* **Aim**
Below are the records. Gather each line that holds "kreditlari".

* **Material for this exercise**
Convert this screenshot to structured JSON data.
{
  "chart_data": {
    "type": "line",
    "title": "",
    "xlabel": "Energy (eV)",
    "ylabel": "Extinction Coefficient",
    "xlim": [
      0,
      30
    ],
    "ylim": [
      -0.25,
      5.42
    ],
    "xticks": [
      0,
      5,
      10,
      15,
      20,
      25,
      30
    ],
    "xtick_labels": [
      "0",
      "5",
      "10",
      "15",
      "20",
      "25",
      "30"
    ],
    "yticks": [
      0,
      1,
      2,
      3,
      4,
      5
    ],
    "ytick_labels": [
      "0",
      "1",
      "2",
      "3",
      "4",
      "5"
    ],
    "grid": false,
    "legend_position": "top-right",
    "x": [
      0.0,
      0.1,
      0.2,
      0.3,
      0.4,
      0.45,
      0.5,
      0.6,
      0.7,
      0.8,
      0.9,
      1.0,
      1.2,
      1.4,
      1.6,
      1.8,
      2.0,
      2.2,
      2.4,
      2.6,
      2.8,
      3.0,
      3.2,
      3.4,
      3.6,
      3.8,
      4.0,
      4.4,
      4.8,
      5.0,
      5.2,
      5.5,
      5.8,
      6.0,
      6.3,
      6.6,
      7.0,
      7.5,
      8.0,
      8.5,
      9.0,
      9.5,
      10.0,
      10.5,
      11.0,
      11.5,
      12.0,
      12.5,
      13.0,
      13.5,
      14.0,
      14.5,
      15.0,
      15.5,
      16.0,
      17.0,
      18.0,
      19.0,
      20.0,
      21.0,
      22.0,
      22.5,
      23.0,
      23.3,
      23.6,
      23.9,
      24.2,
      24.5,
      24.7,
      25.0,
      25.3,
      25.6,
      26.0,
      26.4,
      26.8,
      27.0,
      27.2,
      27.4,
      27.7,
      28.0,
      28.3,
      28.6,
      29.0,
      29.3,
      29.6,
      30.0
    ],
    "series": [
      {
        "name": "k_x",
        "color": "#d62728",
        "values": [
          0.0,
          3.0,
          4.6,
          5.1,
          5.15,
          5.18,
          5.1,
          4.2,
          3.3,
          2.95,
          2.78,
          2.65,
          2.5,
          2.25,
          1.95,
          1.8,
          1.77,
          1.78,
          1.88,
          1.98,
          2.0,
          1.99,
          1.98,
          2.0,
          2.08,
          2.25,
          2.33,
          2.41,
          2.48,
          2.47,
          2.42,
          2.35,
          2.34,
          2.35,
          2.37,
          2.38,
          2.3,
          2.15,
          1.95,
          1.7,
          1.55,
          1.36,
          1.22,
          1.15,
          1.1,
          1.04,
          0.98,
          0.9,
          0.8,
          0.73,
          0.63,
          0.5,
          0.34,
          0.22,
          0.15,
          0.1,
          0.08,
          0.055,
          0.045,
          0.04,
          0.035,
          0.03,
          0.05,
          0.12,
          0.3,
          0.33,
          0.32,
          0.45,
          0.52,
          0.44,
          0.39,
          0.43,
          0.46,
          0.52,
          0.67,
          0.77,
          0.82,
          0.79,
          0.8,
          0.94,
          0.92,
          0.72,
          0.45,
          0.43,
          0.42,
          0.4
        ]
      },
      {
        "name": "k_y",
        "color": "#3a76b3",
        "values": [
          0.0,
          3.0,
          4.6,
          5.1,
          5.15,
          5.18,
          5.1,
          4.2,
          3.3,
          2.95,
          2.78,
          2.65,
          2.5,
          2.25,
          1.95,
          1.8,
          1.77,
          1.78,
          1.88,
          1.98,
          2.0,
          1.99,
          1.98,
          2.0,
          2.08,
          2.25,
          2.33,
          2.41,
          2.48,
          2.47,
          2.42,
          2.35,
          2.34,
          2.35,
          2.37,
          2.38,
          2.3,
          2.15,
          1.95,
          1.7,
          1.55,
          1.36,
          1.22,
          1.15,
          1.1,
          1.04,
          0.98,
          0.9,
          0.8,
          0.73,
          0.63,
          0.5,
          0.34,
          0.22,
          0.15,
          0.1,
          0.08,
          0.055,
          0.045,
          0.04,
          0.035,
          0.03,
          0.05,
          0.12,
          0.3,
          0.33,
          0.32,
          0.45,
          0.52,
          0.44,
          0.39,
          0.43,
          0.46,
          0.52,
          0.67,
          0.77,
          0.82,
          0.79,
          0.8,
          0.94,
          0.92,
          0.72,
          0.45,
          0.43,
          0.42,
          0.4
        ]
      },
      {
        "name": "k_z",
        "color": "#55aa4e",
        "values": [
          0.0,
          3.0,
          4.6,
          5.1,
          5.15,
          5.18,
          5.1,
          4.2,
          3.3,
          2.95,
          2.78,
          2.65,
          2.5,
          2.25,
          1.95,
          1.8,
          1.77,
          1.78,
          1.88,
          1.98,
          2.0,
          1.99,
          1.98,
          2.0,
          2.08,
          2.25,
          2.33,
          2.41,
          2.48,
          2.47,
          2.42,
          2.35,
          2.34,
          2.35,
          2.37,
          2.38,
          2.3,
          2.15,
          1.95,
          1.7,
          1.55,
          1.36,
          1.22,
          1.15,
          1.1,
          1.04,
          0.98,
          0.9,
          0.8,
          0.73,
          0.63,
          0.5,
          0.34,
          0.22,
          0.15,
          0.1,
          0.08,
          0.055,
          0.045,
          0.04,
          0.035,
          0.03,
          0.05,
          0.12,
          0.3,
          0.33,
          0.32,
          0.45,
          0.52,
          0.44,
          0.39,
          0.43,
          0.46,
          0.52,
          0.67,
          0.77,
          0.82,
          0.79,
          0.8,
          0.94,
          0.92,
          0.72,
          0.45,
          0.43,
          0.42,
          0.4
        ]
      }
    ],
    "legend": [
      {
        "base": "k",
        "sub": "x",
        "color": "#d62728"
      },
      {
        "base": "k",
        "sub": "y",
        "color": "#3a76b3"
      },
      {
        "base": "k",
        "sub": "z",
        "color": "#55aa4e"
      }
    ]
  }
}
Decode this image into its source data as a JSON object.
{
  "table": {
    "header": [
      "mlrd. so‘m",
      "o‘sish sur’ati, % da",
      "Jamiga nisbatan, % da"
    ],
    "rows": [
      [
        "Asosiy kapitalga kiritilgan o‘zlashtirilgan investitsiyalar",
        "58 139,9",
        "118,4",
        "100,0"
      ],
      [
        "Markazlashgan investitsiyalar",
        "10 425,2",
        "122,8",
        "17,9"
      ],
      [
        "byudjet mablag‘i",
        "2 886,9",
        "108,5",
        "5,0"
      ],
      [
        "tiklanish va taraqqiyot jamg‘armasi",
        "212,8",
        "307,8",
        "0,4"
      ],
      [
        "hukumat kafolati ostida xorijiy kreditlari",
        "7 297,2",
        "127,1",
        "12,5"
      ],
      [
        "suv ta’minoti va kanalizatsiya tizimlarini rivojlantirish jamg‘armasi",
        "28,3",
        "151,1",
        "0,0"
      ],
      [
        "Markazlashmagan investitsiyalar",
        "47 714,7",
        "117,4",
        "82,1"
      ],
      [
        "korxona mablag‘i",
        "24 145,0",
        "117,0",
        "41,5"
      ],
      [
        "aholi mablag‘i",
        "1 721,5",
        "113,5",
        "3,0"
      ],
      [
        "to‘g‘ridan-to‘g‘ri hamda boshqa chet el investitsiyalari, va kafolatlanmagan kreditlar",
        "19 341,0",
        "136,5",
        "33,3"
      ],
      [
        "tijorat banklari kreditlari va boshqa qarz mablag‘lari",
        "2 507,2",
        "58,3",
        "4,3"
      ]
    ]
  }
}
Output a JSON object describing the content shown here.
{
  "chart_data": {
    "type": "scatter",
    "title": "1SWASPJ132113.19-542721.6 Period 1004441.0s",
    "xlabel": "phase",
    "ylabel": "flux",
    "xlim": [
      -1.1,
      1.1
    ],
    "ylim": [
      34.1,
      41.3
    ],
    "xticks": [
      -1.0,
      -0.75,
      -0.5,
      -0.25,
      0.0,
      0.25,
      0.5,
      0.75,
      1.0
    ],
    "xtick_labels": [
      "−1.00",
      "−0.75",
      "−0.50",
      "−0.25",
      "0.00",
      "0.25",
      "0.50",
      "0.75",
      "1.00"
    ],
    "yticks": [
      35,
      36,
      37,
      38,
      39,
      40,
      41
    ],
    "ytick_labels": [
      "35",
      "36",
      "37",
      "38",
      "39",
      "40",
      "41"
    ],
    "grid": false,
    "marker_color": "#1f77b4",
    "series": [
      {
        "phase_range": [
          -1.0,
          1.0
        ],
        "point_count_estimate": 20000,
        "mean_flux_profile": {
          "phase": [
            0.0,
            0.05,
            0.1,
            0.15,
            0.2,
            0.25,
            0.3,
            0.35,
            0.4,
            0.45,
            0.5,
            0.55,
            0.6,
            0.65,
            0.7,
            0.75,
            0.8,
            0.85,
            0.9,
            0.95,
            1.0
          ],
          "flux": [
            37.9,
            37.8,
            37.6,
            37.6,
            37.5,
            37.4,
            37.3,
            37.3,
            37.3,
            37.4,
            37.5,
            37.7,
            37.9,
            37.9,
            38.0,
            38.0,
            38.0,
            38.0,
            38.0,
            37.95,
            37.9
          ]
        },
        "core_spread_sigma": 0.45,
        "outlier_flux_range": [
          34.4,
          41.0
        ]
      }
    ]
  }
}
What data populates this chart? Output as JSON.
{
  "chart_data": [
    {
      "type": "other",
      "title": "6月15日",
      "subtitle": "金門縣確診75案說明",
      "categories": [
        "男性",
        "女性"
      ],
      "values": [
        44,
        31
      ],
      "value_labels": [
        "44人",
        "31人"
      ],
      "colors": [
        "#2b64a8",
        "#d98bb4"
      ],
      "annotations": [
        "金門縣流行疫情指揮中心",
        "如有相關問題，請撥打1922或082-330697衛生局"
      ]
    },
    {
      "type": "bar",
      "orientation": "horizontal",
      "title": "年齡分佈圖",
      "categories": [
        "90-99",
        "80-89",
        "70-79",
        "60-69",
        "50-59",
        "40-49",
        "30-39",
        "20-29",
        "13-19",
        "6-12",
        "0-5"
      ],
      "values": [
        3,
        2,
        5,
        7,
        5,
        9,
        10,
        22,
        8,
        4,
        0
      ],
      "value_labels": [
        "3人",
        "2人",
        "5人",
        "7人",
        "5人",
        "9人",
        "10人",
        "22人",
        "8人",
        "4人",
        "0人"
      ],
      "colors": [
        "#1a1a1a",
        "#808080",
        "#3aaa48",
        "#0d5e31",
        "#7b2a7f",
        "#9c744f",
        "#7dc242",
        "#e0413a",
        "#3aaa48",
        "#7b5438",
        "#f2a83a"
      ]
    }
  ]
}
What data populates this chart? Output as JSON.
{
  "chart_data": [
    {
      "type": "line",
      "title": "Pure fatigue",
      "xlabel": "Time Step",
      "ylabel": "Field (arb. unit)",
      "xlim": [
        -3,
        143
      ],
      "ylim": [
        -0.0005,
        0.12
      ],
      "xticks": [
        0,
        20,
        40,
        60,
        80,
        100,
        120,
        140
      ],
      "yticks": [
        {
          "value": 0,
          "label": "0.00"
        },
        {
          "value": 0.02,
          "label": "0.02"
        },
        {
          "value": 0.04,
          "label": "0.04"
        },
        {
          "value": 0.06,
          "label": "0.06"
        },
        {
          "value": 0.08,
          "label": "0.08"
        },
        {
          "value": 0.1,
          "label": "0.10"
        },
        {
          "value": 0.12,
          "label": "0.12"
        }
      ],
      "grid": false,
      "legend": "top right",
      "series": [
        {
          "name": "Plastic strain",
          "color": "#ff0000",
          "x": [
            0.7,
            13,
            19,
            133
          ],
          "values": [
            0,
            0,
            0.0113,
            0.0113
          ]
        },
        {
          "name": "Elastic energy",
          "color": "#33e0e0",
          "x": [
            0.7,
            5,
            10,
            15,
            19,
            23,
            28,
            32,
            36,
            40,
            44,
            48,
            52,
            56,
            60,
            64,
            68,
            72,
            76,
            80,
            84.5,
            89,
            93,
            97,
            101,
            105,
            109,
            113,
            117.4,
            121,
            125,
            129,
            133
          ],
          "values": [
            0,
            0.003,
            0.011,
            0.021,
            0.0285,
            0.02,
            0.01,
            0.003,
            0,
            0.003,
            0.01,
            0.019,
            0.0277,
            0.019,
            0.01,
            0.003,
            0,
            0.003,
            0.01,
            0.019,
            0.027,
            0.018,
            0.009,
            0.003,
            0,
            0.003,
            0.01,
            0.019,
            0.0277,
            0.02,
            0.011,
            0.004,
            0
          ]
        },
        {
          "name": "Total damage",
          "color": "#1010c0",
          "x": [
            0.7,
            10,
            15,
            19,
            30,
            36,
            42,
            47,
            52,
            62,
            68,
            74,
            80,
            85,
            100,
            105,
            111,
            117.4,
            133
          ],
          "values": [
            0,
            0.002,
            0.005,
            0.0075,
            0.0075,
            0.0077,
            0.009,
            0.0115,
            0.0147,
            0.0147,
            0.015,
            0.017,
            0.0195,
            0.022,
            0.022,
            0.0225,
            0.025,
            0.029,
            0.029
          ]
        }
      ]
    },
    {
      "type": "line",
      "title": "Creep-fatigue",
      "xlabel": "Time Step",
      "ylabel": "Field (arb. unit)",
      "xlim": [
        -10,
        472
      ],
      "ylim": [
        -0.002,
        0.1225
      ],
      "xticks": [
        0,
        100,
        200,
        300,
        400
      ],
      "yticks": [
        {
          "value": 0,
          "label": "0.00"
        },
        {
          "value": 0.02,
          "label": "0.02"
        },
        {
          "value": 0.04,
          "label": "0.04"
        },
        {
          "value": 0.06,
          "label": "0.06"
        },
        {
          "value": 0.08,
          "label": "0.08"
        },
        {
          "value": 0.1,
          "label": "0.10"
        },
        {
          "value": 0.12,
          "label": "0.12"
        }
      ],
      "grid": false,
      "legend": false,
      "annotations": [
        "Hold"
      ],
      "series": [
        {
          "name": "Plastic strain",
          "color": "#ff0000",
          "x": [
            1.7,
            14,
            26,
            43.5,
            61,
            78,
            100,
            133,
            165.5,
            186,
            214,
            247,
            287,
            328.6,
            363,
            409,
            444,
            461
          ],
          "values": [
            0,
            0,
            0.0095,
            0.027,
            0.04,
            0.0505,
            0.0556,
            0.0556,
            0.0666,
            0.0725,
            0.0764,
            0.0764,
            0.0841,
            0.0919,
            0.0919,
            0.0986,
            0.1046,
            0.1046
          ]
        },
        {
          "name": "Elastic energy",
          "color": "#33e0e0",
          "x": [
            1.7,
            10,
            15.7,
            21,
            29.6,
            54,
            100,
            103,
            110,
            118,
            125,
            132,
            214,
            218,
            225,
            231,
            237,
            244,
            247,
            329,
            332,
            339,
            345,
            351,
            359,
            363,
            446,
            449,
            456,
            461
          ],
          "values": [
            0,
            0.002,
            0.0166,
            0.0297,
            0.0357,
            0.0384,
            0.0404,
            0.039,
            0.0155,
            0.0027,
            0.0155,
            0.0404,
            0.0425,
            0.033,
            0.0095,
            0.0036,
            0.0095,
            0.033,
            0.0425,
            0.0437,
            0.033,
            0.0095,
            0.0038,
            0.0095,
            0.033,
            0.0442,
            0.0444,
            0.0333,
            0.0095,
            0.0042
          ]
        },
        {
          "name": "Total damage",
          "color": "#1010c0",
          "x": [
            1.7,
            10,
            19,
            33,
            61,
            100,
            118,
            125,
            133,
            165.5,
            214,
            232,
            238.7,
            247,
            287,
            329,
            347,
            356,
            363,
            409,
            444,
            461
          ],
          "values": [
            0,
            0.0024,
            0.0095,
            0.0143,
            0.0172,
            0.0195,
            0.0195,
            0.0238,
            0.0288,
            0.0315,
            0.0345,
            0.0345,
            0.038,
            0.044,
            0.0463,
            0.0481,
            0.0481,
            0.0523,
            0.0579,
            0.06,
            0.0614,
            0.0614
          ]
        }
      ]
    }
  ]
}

* **Result for this task**
        "hukumat kafolati ostida xorijiy kreditlari",
        "tijorat banklari kreditlari va boshqa qarz mablag‘lari",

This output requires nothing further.